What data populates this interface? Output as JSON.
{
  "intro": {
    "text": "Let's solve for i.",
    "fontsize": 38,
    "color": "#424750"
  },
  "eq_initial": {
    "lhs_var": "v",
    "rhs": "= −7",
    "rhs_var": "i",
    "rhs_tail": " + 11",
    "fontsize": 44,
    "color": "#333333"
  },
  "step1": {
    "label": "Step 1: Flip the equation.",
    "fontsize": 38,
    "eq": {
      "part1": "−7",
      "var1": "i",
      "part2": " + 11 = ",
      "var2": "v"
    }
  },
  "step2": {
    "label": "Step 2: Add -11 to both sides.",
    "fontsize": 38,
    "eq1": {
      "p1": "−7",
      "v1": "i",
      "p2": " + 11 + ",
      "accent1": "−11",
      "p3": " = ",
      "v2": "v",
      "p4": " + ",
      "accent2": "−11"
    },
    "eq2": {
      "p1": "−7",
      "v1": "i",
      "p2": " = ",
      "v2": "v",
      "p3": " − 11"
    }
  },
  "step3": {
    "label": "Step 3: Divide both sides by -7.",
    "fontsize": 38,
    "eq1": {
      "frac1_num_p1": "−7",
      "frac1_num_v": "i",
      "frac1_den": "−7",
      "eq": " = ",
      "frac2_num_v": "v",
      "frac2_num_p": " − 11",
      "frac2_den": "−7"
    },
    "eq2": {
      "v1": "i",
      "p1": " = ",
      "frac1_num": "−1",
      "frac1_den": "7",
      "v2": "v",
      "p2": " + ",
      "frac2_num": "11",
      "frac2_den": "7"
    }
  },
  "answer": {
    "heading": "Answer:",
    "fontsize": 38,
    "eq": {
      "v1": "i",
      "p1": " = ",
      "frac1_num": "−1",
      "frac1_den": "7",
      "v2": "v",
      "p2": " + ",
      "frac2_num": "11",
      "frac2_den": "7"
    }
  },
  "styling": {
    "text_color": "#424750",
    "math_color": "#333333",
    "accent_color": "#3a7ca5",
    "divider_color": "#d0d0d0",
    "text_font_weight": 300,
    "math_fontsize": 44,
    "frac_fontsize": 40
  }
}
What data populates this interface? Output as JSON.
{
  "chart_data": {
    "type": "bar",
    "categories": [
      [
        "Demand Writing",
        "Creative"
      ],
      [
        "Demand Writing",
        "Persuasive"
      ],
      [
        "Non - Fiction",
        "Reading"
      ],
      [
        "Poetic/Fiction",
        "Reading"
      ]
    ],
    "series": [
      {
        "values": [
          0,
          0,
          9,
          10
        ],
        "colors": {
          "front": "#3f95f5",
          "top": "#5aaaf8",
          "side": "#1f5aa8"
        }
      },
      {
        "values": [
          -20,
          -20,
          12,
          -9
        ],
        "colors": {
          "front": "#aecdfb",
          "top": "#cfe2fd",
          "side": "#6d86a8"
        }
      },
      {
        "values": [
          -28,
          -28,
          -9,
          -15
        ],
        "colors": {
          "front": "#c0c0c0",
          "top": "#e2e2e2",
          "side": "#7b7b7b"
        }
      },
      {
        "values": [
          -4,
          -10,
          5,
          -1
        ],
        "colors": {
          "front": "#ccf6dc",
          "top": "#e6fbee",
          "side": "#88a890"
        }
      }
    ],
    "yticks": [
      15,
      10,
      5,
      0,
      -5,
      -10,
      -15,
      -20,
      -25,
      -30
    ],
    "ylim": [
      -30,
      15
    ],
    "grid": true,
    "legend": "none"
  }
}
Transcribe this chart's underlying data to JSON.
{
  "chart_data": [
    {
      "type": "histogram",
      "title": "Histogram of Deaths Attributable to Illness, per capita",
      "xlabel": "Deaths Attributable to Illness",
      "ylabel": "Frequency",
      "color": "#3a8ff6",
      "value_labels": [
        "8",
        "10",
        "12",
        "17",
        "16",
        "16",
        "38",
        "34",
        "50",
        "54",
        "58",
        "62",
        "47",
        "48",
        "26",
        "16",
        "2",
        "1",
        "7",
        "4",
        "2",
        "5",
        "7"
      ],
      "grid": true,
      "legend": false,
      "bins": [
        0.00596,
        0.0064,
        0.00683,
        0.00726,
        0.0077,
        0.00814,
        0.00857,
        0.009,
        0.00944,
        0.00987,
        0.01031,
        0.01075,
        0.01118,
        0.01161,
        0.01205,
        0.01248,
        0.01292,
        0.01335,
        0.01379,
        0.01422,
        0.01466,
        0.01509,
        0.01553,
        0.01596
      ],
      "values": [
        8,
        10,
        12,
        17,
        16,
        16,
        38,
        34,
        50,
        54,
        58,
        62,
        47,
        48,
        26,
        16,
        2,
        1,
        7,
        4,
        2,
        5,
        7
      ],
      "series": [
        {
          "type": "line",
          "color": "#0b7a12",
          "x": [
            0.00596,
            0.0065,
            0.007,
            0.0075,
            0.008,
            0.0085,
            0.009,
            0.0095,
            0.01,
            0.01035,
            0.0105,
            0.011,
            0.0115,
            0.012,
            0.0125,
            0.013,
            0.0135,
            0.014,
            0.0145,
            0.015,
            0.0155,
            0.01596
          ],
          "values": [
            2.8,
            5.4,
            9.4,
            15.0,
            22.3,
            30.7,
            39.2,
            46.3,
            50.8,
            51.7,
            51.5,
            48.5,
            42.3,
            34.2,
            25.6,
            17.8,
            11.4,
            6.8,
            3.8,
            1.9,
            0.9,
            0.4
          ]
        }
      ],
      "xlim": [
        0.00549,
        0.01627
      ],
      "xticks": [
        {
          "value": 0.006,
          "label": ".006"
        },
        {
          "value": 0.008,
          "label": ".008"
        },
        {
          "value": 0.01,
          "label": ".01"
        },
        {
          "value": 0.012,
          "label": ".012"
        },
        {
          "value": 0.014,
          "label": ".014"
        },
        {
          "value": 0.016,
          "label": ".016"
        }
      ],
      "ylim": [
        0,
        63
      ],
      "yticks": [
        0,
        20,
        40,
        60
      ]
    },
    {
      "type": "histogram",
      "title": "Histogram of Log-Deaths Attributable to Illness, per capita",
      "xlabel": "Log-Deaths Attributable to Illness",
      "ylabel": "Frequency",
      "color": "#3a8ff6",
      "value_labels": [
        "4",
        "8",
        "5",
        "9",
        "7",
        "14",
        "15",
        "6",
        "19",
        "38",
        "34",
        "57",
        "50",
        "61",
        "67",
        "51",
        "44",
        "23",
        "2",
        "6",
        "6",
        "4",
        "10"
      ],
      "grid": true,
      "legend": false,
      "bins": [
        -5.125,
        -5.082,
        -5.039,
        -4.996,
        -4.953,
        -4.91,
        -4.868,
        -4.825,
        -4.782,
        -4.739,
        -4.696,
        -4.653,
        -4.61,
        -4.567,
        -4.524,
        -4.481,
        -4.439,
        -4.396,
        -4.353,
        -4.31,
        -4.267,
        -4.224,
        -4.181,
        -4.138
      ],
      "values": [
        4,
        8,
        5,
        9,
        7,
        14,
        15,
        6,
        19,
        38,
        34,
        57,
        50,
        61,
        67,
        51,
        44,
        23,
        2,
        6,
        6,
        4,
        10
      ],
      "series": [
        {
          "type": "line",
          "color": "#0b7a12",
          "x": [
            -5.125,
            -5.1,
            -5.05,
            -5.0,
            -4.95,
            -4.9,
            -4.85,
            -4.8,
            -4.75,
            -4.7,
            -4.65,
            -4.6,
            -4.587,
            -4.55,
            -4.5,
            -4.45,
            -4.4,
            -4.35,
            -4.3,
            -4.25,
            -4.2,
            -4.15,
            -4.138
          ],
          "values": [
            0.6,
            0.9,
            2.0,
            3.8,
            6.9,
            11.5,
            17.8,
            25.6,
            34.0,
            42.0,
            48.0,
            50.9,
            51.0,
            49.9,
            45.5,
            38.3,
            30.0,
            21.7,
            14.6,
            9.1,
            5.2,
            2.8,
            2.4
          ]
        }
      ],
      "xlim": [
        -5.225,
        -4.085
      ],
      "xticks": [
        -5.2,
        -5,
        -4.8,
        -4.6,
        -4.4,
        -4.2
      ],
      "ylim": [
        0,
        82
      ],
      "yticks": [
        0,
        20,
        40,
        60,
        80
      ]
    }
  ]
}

+-------+

What to produce:
Your answer should be one number: how many lines of the listing include the word "capita".

Reply to the task:
2